- Text section -
((

On the sunny afternoon of March 9, 2018, on the steps of Harambee House, an event that has drastically changed the political landscape of Kenya was about to unfold.
In an unprecedented move, the President and the “people’s president” – fierce political opponents in the 2017 General Election -- walked out of the door a few minutes after 1pm to face a nation seething with fury, with news of reconciliation.
“In the life of any nation, a time comes when the people and their leaders must audit the progress made towards the attainment of the goals and prayers laid out at the founding of the nation,” Mr Raila Odinga said.
“In our case, justice, unity, peace, liberty and prosperity for all … Such a time, has come for Kenya,” he said.
And he shook hands with President Uhuru Kenyatta, which became famously referred to as the “Handshake”. With that came a political truce from the two biggest political parties.
“Mgawanyiko ambao umekuwepo tangu uhuru mpaka wa leo, utakwisha hapa na sisi (the rift that has existed since independence now comes to an end with this act)” said Mr Odinga.
The foes-turned-friends promised to embark on a journey of “building bridges that will bind Kenya.”
“We have come to a common understanding. An understanding that this country Kenya is greater than any one individual,” said President Kenyatta.
“Elections come and go. But Kenya remains … our future cannot be dictated by the upcoming elections,” he continued. “Starting today, we will begin the process of bringing our nation together.”
A task force was formed -- the Building Bridges Initiative (BBI).

))

- To do -
(a) Modify the passage about the 2018 Handshake, giving everything from "On the sunny" down to "Raila Odinga said." again with "fierce" replaced by "bitter".
(b) Write what comes next in the account of the 2018 Handshake, starting after its final sentence.

- Records provided -
((

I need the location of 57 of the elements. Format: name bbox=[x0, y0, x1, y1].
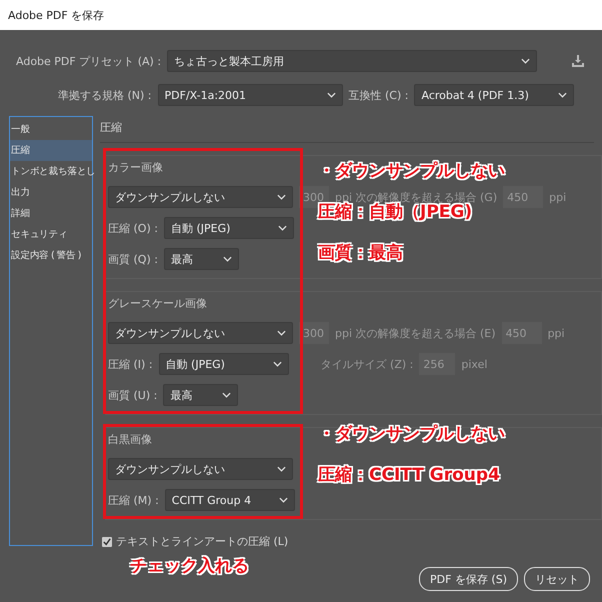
sidebar-item[interactable]: セキュリティ bbox=[10, 224, 92, 245]
field-label: 準拠する規格 (N) : bbox=[58, 88, 152, 102]
sidebar-item[interactable]: 設定内容 ( 警告 ) bbox=[10, 245, 92, 266]
field-label: 画質 (Q) : bbox=[108, 252, 158, 266]
dropdown[interactable]: ダウンサンプルしない bbox=[108, 322, 293, 344]
annotation-text: ・ダウンサンプルしない bbox=[318, 424, 505, 445]
save-button[interactable]: PDF を保存 (S) bbox=[419, 567, 518, 591]
dropdown[interactable]: 最高 bbox=[164, 248, 239, 270]
sidebar-item[interactable]: 圧縮 bbox=[10, 140, 92, 161]
field-label: 圧縮 (I) : bbox=[108, 356, 153, 372]
caret-icon bbox=[278, 225, 287, 231]
caret-icon bbox=[326, 92, 336, 98]
dropdown[interactable]: 自動 (JPEG) bbox=[158, 353, 289, 375]
checkbox[interactable] bbox=[102, 536, 112, 546]
caret-icon bbox=[222, 256, 232, 262]
sidebar-item[interactable]: 詳細 bbox=[10, 203, 92, 224]
unit-label: ppi bbox=[549, 190, 566, 204]
annotation-text: 圧縮：CCITT Group4 bbox=[318, 465, 500, 486]
download-icon[interactable] bbox=[572, 55, 584, 67]
annotation-text: ・ダウンサンプルしない bbox=[318, 161, 505, 182]
annotation-text: チェック入れる bbox=[130, 556, 249, 577]
sidebar-item[interactable]: 出力 bbox=[10, 182, 92, 203]
dropdown[interactable]: 最高 bbox=[163, 384, 238, 406]
group-title: カラー画像 bbox=[108, 160, 163, 175]
panel-title: 圧縮 bbox=[100, 116, 594, 143]
sidebar-item[interactable]: 一般 bbox=[10, 119, 92, 140]
dropdown[interactable]: ダウンサンプルしない bbox=[108, 186, 293, 208]
group-title: グレースケール画像 bbox=[108, 296, 207, 311]
group-title: 白黒画像 bbox=[108, 432, 152, 447]
field-label: 圧縮 (M) : bbox=[108, 492, 159, 508]
field-label: Adobe PDF プリセット (A) : bbox=[16, 54, 162, 68]
unit-label: ppi bbox=[548, 326, 565, 340]
caret-icon bbox=[277, 194, 286, 200]
dropdown[interactable]: Acrobat 4 (PDF 1.3) bbox=[414, 84, 574, 106]
dropdown[interactable]: 自動 (JPEG) bbox=[164, 217, 294, 239]
field-label: ppi 次の解像度を超える場合 (E) bbox=[335, 326, 496, 340]
field-label: 画質 (U) : bbox=[108, 388, 158, 402]
dropdown[interactable]: ちょ古っと製本工房用 bbox=[167, 50, 538, 72]
dropdown[interactable]: PDF/X-1a:2001 bbox=[158, 84, 343, 106]
field-label: 互換性 (C) : bbox=[348, 88, 408, 102]
unit-label: pixel bbox=[461, 358, 488, 370]
caret-icon bbox=[521, 58, 530, 64]
caret-icon bbox=[272, 361, 282, 367]
caret-icon bbox=[277, 466, 286, 472]
caret-icon bbox=[558, 92, 568, 98]
field-label: ppi 次の解像度を超える場合 (G) bbox=[335, 190, 498, 204]
field-label: タイルサイズ (Z) : bbox=[320, 356, 414, 372]
dropdown[interactable]: CCITT Group 4 bbox=[164, 489, 295, 511]
caret-icon bbox=[278, 497, 288, 503]
caret-icon bbox=[277, 330, 286, 336]
checkbox-label: テキストとラインアートの圧縮 (L) bbox=[116, 534, 288, 549]
reset-button[interactable]: リセット bbox=[524, 567, 590, 591]
caret-icon bbox=[222, 392, 232, 398]
dropdown[interactable]: ダウンサンプルしない bbox=[108, 458, 293, 480]
window-title: Adobe PDF を保存 bbox=[0, 0, 602, 30]
annotation-text: 画質：最高 bbox=[318, 243, 403, 264]
field-label: 圧縮 (O) : bbox=[108, 220, 158, 236]
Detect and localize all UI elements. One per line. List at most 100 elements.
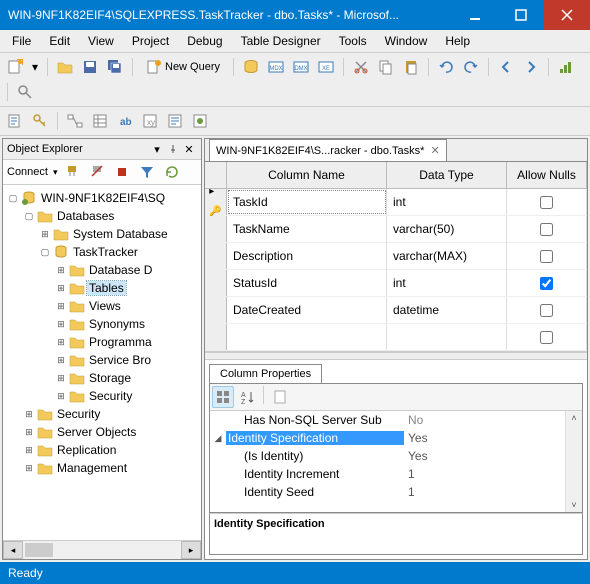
scroll-up-icon[interactable]: ˄	[571, 413, 576, 423]
prop-row[interactable]: Identity Increment1	[210, 465, 582, 483]
maximize-button[interactable]	[498, 0, 544, 30]
columns-grid[interactable]: Column Name Data Type Allow Nulls ▸🔑 Tas…	[205, 162, 587, 352]
splitter[interactable]	[205, 352, 587, 360]
scroll-down-icon[interactable]: ˅	[571, 500, 576, 510]
table-row[interactable]: TaskName varchar(50)	[205, 216, 587, 243]
tab-close-icon[interactable]: ✕	[430, 144, 439, 157]
pin-icon[interactable]	[165, 141, 181, 157]
cut-button[interactable]	[350, 56, 372, 78]
scroll-thumb[interactable]	[25, 543, 53, 557]
minimize-button[interactable]	[452, 0, 498, 30]
tree-security[interactable]: ⊞Security	[3, 405, 201, 423]
table-row[interactable]: StatusId int	[205, 270, 587, 297]
object-tree[interactable]: ▢WIN-9NF1K82EIF4\SQ ▢Databases ⊞System D…	[3, 185, 201, 540]
dmx-button[interactable]: DMX	[290, 56, 312, 78]
menu-help[interactable]: Help	[437, 32, 478, 50]
relationships-button[interactable]	[64, 110, 86, 132]
menu-edit[interactable]: Edit	[41, 32, 78, 50]
nav-fwd-button[interactable]	[520, 56, 542, 78]
alphabetical-button[interactable]: AZ	[236, 386, 258, 408]
filter-button[interactable]	[136, 161, 158, 183]
horizontal-scrollbar[interactable]: ◂ ▸	[3, 540, 201, 559]
tree-service-broker[interactable]: ⊞Service Bro	[3, 351, 201, 369]
categorized-button[interactable]	[212, 386, 234, 408]
column-properties-tab[interactable]: Column Properties	[209, 364, 322, 383]
tab-table-design[interactable]: WIN-9NF1K82EIF4\S...racker - dbo.Tasks* …	[209, 139, 447, 161]
titlebar[interactable]: WIN-9NF1K82EIF4\SQLEXPRESS.TaskTracker -…	[0, 0, 590, 30]
paste-button[interactable]	[400, 56, 422, 78]
scroll-left-button[interactable]: ◂	[3, 541, 23, 559]
tree-replication[interactable]: ⊞Replication	[3, 441, 201, 459]
tree-db-diagrams[interactable]: ⊞Database D	[3, 261, 201, 279]
collapse-icon[interactable]: ◢	[210, 433, 226, 444]
vertical-scrollbar[interactable]: ˄˅	[565, 411, 582, 512]
xml-index-button[interactable]	[189, 110, 211, 132]
table-row[interactable]: DateCreated datetime	[205, 297, 587, 324]
connect-button[interactable]	[61, 161, 83, 183]
prop-pages-button[interactable]	[269, 386, 291, 408]
row-selector-key-icon[interactable]: ▸🔑	[205, 189, 227, 215]
generate-script-button[interactable]	[4, 110, 26, 132]
fulltext-button[interactable]	[164, 110, 186, 132]
prop-row[interactable]: Has Non-SQL Server SubNo	[210, 411, 582, 429]
allownull-checkbox[interactable]	[540, 250, 553, 263]
col-header-nulls[interactable]: Allow Nulls	[507, 162, 587, 188]
nav-back-button[interactable]	[495, 56, 517, 78]
redo-button[interactable]	[460, 56, 482, 78]
tree-programmability[interactable]: ⊞Programma	[3, 333, 201, 351]
table-row[interactable]: ▸🔑 TaskId int	[205, 189, 587, 216]
scroll-right-button[interactable]: ▸	[181, 541, 201, 559]
stop-button[interactable]	[111, 161, 133, 183]
table-row[interactable]	[205, 324, 587, 351]
refresh-button[interactable]	[161, 161, 183, 183]
menu-table-designer[interactable]: Table Designer	[233, 32, 329, 50]
allownull-checkbox[interactable]	[540, 196, 553, 209]
close-icon[interactable]: ✕	[181, 141, 197, 157]
menu-view[interactable]: View	[80, 32, 122, 50]
allownull-checkbox[interactable]	[540, 223, 553, 236]
close-button[interactable]	[544, 0, 590, 30]
tree-databases[interactable]: ▢Databases	[3, 207, 201, 225]
indexes-button[interactable]	[89, 110, 111, 132]
open-button[interactable]	[54, 56, 76, 78]
tree-system-db[interactable]: ⊞System Database	[3, 225, 201, 243]
tree-storage[interactable]: ⊞Storage	[3, 369, 201, 387]
dropdown-icon[interactable]: ▾	[29, 56, 41, 78]
prop-row[interactable]: Identity Seed1	[210, 483, 582, 501]
col-header-type[interactable]: Data Type	[387, 162, 507, 188]
connect-label[interactable]: Connect	[7, 166, 48, 178]
col-header-name[interactable]: Column Name	[227, 162, 387, 188]
new-query-button[interactable]: New Query	[139, 56, 227, 78]
save-all-button[interactable]	[104, 56, 126, 78]
copy-button[interactable]	[375, 56, 397, 78]
activity-monitor-button[interactable]	[555, 56, 577, 78]
tree-synonyms[interactable]: ⊞Synonyms	[3, 315, 201, 333]
new-project-button[interactable]	[4, 56, 26, 78]
prop-row-identity-spec[interactable]: ◢Identity SpecificationYes	[210, 429, 582, 447]
tree-tasktracker[interactable]: ▢TaskTracker	[3, 243, 201, 261]
dropdown-icon[interactable]: ▾	[149, 141, 165, 157]
save-button[interactable]	[79, 56, 101, 78]
allownull-checkbox[interactable]	[540, 277, 553, 290]
db-engine-query-button[interactable]	[240, 56, 262, 78]
tree-tables[interactable]: ⊞Tables	[3, 279, 201, 297]
menu-file[interactable]: File	[4, 32, 39, 50]
disconnect-button[interactable]	[86, 161, 108, 183]
allownull-checkbox[interactable]	[540, 304, 553, 317]
tree-server-objects[interactable]: ⊞Server Objects	[3, 423, 201, 441]
menu-window[interactable]: Window	[377, 32, 436, 50]
xmla-button[interactable]: XE	[315, 56, 337, 78]
find-button[interactable]	[14, 81, 36, 103]
tree-views[interactable]: ⊞Views	[3, 297, 201, 315]
table-row[interactable]: Description varchar(MAX)	[205, 243, 587, 270]
menu-debug[interactable]: Debug	[179, 32, 230, 50]
tree-security-db[interactable]: ⊞Security	[3, 387, 201, 405]
tree-management[interactable]: ⊞Management	[3, 459, 201, 477]
key-button[interactable]	[29, 110, 51, 132]
menu-tools[interactable]: Tools	[331, 32, 375, 50]
mdx-button[interactable]: MDX	[265, 56, 287, 78]
allownull-checkbox[interactable]	[540, 331, 553, 344]
spatial-button[interactable]: xy	[139, 110, 161, 132]
tree-server[interactable]: ▢WIN-9NF1K82EIF4\SQ	[3, 189, 201, 207]
undo-button[interactable]	[435, 56, 457, 78]
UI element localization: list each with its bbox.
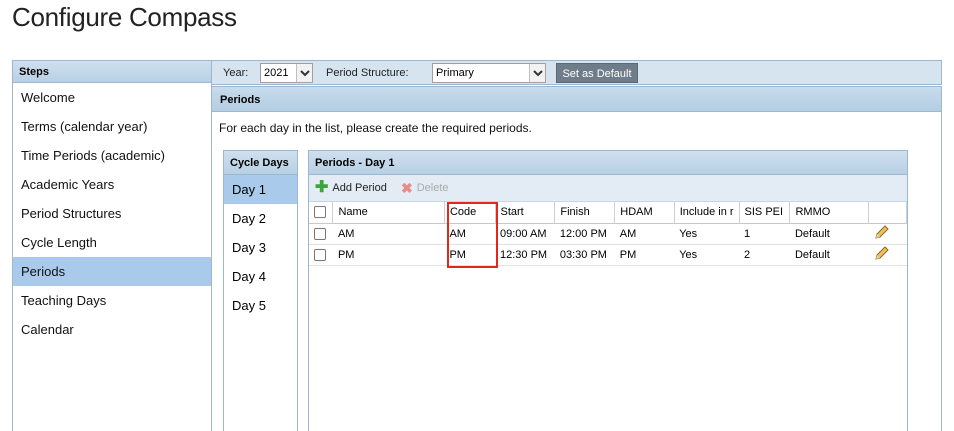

))

- Answer set -
(a)
On the sunny afternoon of March 9, 2018, on the steps of Harambee House, an event that has drastically changed the political landscape of Kenya was about to unfold.
In an unprecedented move, the President and the “people’s president” – bitter political opponents in the 2017 General Election -- walked out of the door a few minutes after 1pm to face a nation seething with fury, with news of reconciliation.
“In the life of any nation, a time comes when the people and their leaders must audit the progress made towards the attainment of the goals and prayers laid out at the founding of the nation,” Mr Raila Odinga said.

(b)
The Handshake was meant to achieve peace, but coming in the backdrop of political unease, the development instead, seems to have stoked tension between the two divides.
Neither Deputy President William Ruto -- the second-in-command in the Jubilee government -- nor co-principals in the opposition National Super Alliance (Nasa), a conglomeration of political parties, witnessed the political milestone.
With both the Jubilee administration and the Nasa brigade nowhere in the vicinity of Harambee House that day, the gesture was met with mixed reactions.
The Handshake has spawned conspiracy theories -- many believe that there was a secret pact between the two leaders whose contents are still unknown.
Hitherto, the opposition boycotted services and products from companies associated with people in, or close to, the regime. And following the mock swearing-in of the former Prime Minister, Mr Odinga, on January 31, 2018 at Uhuru Park, the country was headed in one direction -- that of political instability.
Mr Odinga’s adviser, Mr Salim Lone, via a Facebook post a few days after the Handshake, welcomed it, saying it was a “giant move” and that the opposition supremo, after the historic Handshake with the President, had lost a huge number of his followers.
By being party to the pact, Mr Lone wrote: "(Mr Odinga) knew he could lose a huge chunk of his impassioned base, which was convinced that only confronting this regime offered the prospect of national salvation.”
"How many politicians in the world would risk such a loss?" Mr Lone continued.
According to the adviser, Mr Odinga chose to put aside all personal ambition for the good of the country.
However, in Nasa, Mr Odinga’s co-principals -- Bungoma Senator Moses Wetang’ula of the Ford Kenya party, ANC Party leader Musalia Mudavadi and Wiper leader Kalonzo Musyoka -- were smelling betrayal.
Six days after the Handshake, on March 15, 2018, Mr Wetang’ula became the first victim of the Handshake. A call to eject him as the Senate Minority Leader was tabled before a plenary.
A visibly angry Mr Wetang’ula remarked: “If you want a divorce, it will be noisy and messy and with casualties.”
He said he had just learnt of a “mischievous” plot hatched by a Nasa affiliate party to remove him from the senate leadership.
Since then, talk of political betrayal has been rife, especially from the former Nasa co-principals.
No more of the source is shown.